- _Exercise aim_
Reproduce the entries exactly.

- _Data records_
+ + + +

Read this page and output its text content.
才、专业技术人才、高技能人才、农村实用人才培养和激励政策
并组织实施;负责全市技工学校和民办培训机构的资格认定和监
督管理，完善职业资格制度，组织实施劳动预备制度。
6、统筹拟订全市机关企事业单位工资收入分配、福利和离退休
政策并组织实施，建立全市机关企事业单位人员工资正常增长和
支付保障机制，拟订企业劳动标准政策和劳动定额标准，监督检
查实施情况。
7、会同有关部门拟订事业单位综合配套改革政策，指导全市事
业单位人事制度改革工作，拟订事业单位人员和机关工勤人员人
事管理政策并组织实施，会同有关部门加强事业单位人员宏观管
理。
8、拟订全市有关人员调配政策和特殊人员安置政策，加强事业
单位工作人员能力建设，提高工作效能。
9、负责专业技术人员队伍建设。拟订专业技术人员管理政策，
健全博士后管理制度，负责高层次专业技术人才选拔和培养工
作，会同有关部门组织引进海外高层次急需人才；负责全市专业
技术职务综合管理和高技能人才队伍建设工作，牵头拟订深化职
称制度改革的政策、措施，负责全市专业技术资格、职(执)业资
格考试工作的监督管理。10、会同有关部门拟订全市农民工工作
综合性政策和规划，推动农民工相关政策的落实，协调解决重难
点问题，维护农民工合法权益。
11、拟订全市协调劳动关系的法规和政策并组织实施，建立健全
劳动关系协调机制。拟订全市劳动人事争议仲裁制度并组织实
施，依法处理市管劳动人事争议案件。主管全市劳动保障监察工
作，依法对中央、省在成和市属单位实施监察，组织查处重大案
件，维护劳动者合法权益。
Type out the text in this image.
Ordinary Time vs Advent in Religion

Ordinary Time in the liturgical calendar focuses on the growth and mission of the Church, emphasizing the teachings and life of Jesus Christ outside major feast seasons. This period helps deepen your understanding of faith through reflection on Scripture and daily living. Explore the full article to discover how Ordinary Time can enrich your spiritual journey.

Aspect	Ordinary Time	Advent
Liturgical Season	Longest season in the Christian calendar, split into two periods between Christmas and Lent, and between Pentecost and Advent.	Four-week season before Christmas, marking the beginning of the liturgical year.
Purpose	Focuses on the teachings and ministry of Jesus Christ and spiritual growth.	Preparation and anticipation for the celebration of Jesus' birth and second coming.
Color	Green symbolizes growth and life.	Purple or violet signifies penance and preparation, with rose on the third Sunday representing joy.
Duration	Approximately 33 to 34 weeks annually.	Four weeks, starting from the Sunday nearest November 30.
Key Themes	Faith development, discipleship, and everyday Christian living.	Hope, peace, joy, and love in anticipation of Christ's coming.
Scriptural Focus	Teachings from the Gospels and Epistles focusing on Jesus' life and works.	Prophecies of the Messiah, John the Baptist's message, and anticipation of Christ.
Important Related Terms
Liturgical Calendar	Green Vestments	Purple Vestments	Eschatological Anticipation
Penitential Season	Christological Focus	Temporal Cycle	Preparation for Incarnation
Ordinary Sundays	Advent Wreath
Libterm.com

+ + + +

- _Output_
Read this page and output its text content.
才、专业技术人才、高技能人才、农村实用人才培养和激励政策
并组织实施;负责全市技工学校和民办培训机构的资格认定和监
督管理，完善职业资格制度，组织实施劳动预备制度。
6、统筹拟订全市机关企事业单位工资收入分配、福利和离退休
政策并组织实施，建立全市机关企事业单位人员工资正常增长和
支付保障机制，拟订企业劳动标准政策和劳动定额标准，监督检
查实施情况。
7、会同有关部门拟订事业单位综合配套改革政策，指导全市事
业单位人事制度改革工作，拟订事业单位人员和机关工勤人员人
事管理政策并组织实施，会同有关部门加强事业单位人员宏观管
理。
8、拟订全市有关人员调配政策和特殊人员安置政策，加强事业
单位工作人员能力建设，提高工作效能。
9、负责专业技术人员队伍建设。拟订专业技术人员管理政策，
健全博士后管理制度，负责高层次专业技术人才选拔和培养工
作，会同有关部门组织引进海外高层次急需人才；负责全市专业
技术职务综合管理和高技能人才队伍建设工作，牵头拟订深化职
称制度改革的政策、措施，负责全市专业技术资格、职(执)业资
格考试工作的监督管理。10、会同有关部门拟订全市农民工工作
综合性政策和规划，推动农民工相关政策的落实，协调解决重难
点问题，维护农民工合法权益。
11、拟订全市协调劳动关系的法规和政策并组织实施，建立健全
劳动关系协调机制。拟订全市劳动人事争议仲裁制度并组织实
施，依法处理市管劳动人事争议案件。主管全市劳动保障监察工
作，依法对中央、省在成和市属单位实施监察，组织查处重大案
件，维护劳动者合法权益。
Type out the text in this image.
Ordinary Time vs Advent in Religion

Ordinary Time in the liturgical calendar focuses on the growth and mission of the Church, emphasizing the teachings and life of Jesus Christ outside major feast seasons. This period helps deepen your understanding of faith through reflection on Scripture and daily living. Explore the full article to discover how Ordinary Time can enrich your spiritual journey.

Aspect	Ordinary Time	Advent
Liturgical Season	Longest season in the Christian calendar, split into two periods between Christmas and Lent, and between Pentecost and Advent.	Four-week season before Christmas, marking the beginning of the liturgical year.
Purpose	Focuses on the teachings and ministry of Jesus Christ and spiritual growth.	Preparation and anticipation for the celebration of Jesus' birth and second coming.
Color	Green symbolizes growth and life.	Purple or violet signifies penance and preparation, with rose on the third Sunday representing joy.
Duration	Approximately 33 to 34 weeks annually.	Four weeks, starting from the Sunday nearest November 30.
Key Themes	Faith development, discipleship, and everyday Christian living.	Hope, peace, joy, and love in anticipation of Christ's coming.
Scriptural Focus	Teachings from the Gospels and Epistles focusing on Jesus' life and works.	Prophecies of the Messiah, John the Baptist's message, and anticipation of Christ.
Important Related Terms
Liturgical Calendar	Green Vestments	Purple Vestments	Eschatological Anticipation
Penitential Season	Christological Focus	Temporal Cycle	Preparation for Incarnation
Ordinary Sundays	Advent Wreath
Libterm.com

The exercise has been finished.